→ Stored data:
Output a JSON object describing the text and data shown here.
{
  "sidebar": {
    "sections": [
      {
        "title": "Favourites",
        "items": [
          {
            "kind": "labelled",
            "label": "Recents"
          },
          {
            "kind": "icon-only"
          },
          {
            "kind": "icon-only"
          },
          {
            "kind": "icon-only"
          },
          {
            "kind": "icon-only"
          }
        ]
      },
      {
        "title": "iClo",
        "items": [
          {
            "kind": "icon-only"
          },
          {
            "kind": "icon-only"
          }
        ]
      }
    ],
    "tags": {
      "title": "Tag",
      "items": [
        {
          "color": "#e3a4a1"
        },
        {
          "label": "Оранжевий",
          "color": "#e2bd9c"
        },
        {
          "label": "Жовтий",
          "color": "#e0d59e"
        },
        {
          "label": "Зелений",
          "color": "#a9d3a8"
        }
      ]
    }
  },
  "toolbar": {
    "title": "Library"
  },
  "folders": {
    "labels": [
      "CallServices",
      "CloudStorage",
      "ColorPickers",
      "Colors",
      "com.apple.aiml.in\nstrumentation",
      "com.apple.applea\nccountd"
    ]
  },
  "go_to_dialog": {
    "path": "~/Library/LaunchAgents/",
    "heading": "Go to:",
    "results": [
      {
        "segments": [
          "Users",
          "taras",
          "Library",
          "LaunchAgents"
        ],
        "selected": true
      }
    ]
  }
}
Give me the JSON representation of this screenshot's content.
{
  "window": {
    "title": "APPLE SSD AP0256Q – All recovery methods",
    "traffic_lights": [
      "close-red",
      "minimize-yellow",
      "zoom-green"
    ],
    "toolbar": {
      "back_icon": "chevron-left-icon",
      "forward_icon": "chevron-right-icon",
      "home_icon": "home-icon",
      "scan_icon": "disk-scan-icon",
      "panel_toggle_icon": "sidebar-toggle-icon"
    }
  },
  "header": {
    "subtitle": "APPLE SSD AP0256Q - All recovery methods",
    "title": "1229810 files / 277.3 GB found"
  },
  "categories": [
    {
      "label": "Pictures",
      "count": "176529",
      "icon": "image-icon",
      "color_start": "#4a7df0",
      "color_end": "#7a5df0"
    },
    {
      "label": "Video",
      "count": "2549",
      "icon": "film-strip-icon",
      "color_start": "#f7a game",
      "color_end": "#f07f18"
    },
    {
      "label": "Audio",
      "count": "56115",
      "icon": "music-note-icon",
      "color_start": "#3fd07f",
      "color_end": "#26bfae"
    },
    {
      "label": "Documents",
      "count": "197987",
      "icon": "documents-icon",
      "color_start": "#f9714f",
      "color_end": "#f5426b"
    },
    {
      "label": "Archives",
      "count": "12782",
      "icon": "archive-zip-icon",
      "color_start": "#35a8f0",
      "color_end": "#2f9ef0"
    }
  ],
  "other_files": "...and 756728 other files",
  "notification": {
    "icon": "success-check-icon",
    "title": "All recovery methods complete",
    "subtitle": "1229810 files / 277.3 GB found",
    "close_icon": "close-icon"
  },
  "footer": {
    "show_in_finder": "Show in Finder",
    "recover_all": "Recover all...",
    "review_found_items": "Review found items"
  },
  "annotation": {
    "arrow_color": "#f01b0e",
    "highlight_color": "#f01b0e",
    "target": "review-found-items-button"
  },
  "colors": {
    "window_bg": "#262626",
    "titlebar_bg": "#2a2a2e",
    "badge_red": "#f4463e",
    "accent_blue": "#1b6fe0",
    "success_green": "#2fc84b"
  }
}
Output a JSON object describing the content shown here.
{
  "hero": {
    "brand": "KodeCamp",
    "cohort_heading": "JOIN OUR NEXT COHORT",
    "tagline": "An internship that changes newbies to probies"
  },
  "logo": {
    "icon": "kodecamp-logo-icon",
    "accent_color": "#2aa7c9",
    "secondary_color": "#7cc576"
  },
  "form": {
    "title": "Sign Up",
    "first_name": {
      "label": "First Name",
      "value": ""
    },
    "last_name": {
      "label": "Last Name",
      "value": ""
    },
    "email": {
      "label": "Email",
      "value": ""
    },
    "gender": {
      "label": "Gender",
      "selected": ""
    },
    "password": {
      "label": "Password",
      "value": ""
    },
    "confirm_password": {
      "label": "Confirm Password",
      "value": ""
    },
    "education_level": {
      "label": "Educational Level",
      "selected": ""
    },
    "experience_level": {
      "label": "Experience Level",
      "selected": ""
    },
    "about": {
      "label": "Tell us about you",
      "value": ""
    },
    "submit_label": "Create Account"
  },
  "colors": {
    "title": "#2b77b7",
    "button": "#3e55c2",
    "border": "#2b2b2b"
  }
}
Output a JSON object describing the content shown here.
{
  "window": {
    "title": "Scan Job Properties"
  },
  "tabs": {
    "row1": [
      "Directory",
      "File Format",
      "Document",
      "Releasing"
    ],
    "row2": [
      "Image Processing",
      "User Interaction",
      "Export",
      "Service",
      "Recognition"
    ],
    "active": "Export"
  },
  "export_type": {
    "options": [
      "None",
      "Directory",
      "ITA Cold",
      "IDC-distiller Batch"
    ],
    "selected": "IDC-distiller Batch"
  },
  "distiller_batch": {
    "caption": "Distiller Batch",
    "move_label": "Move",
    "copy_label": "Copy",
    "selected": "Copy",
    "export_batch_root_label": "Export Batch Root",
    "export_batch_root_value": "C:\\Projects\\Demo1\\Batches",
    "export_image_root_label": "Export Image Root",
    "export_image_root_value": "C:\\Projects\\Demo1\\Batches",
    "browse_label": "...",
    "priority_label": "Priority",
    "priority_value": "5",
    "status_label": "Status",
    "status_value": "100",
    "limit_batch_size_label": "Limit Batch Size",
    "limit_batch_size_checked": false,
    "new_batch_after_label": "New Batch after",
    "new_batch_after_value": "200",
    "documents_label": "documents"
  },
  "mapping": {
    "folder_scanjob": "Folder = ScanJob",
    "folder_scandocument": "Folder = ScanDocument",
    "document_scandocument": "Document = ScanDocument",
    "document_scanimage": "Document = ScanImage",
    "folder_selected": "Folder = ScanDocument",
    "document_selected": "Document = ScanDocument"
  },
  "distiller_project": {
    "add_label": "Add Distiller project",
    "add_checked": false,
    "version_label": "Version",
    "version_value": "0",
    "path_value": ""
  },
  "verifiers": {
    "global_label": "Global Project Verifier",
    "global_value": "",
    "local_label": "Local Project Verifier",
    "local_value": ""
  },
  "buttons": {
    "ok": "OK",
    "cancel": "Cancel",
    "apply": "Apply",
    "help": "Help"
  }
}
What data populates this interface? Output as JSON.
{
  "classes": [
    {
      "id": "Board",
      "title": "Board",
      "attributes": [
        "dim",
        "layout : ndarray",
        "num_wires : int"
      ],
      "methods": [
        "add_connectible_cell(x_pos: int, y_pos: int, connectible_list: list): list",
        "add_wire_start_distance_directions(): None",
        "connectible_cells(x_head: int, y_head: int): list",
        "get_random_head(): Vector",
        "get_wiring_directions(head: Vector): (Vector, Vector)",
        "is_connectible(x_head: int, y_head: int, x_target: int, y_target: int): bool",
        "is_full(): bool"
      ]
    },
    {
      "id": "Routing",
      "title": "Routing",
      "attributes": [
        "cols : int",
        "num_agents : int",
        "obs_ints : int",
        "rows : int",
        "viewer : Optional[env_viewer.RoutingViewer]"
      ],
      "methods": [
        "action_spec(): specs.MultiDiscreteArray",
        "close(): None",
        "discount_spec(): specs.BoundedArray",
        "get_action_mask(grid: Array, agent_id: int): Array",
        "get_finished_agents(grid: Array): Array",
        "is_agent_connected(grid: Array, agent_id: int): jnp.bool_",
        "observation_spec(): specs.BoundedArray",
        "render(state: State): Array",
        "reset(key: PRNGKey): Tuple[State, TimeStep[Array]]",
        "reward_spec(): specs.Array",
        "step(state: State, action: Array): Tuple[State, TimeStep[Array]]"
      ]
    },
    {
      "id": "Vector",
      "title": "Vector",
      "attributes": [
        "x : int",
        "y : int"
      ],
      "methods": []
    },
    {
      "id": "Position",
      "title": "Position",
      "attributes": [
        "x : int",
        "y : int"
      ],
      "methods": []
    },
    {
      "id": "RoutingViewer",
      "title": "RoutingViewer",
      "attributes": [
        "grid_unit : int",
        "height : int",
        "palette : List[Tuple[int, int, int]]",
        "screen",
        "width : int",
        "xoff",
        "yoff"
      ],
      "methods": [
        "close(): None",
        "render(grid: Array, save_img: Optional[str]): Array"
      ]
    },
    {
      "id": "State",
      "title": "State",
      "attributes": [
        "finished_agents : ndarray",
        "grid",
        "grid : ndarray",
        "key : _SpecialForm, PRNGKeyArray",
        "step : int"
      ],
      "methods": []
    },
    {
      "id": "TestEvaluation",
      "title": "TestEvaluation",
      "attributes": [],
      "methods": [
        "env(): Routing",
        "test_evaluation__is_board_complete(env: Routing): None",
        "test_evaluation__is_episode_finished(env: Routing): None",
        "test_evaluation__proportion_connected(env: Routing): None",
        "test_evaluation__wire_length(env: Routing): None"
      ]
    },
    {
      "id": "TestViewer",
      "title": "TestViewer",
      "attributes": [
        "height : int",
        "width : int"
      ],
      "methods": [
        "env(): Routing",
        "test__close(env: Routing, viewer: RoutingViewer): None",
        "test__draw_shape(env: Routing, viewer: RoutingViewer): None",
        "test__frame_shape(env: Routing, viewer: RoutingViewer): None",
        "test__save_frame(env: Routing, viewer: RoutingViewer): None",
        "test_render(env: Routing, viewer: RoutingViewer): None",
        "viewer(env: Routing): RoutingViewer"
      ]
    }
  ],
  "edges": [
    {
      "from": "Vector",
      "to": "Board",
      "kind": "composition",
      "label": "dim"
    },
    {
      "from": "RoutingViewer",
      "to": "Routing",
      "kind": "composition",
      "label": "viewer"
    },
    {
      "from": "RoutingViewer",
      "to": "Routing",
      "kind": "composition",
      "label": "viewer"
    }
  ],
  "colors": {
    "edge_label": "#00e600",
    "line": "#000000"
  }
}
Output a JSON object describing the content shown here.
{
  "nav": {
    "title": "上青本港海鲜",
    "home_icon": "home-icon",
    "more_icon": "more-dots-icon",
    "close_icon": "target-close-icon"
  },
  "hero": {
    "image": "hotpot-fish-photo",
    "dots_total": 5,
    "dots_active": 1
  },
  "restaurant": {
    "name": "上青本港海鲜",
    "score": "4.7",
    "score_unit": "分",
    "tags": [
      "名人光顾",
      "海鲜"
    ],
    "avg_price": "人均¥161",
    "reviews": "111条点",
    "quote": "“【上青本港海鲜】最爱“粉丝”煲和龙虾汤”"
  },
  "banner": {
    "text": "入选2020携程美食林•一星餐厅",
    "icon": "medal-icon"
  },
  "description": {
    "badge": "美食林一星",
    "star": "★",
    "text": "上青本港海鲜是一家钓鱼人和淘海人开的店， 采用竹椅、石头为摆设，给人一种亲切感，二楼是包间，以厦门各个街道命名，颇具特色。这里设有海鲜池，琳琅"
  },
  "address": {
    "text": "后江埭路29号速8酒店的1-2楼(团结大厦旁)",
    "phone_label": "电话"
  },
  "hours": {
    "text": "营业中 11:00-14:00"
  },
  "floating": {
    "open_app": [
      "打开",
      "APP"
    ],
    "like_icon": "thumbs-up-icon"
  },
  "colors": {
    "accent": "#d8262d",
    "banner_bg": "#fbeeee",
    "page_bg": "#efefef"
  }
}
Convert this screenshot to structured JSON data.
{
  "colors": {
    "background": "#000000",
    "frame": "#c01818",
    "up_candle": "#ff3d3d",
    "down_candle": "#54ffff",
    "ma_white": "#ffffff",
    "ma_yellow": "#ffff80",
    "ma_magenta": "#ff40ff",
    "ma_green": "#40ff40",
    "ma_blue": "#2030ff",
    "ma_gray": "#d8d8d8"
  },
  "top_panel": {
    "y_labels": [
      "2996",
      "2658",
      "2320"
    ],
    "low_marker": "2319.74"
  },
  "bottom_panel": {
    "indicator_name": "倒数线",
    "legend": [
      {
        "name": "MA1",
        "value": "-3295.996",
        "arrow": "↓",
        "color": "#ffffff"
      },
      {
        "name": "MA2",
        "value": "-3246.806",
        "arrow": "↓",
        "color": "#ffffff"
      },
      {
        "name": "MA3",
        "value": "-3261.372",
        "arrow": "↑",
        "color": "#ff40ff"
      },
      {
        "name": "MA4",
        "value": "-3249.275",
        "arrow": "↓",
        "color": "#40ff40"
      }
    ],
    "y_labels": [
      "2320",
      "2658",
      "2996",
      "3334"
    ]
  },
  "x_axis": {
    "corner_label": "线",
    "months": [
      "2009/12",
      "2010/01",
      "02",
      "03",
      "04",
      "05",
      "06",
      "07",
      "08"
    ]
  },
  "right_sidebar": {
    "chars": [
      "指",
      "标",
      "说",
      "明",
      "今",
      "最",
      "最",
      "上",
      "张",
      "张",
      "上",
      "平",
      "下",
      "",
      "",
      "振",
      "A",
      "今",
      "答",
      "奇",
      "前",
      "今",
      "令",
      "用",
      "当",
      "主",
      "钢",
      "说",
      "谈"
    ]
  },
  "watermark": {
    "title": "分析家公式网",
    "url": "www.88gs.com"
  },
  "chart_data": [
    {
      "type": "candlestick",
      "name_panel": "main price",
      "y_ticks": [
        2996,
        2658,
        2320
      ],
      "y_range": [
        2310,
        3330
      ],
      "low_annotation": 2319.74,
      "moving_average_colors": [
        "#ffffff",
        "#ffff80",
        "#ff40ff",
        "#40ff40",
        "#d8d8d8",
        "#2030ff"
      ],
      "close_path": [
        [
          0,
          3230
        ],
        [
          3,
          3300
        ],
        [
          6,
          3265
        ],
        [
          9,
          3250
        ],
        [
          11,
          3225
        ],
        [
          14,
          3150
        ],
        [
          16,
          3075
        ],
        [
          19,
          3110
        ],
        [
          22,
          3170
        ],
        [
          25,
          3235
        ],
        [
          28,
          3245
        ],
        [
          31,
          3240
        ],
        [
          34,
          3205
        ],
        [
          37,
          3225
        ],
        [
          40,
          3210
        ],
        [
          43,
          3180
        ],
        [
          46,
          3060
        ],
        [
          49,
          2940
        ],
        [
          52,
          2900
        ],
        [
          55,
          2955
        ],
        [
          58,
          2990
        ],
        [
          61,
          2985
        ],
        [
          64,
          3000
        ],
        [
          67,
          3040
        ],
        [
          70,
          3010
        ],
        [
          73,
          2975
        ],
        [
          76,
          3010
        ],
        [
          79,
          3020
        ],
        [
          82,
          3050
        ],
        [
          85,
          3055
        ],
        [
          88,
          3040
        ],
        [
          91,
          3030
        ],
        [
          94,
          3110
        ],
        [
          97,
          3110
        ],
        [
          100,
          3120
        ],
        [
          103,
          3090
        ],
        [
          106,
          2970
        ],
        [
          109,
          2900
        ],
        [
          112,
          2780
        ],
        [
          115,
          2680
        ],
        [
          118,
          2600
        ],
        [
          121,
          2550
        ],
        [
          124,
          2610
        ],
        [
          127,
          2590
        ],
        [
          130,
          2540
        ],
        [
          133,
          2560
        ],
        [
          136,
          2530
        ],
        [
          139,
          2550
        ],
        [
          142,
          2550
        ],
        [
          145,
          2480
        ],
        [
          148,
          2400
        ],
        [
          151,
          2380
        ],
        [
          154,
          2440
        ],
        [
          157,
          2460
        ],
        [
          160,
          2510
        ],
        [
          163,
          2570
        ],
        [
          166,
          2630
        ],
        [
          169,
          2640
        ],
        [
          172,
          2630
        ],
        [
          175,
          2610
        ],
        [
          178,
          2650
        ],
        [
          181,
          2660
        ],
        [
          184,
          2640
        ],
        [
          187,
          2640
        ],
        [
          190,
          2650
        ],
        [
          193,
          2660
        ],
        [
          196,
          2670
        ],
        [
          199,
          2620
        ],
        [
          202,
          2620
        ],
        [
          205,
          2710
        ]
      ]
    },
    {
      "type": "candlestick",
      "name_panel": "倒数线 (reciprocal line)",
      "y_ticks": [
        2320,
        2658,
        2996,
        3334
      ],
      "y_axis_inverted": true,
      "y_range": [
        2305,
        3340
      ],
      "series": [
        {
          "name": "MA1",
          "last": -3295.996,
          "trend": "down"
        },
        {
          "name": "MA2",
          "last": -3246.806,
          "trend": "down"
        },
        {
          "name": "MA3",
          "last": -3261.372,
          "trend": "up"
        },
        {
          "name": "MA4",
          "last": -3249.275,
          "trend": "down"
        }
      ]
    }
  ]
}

→ Objective: Where a line contains the string "chevron", extract that line.

→ Exercise solution:
      "back_icon": "chevron-left-icon",
      "forward_icon": "chevron-right-icon",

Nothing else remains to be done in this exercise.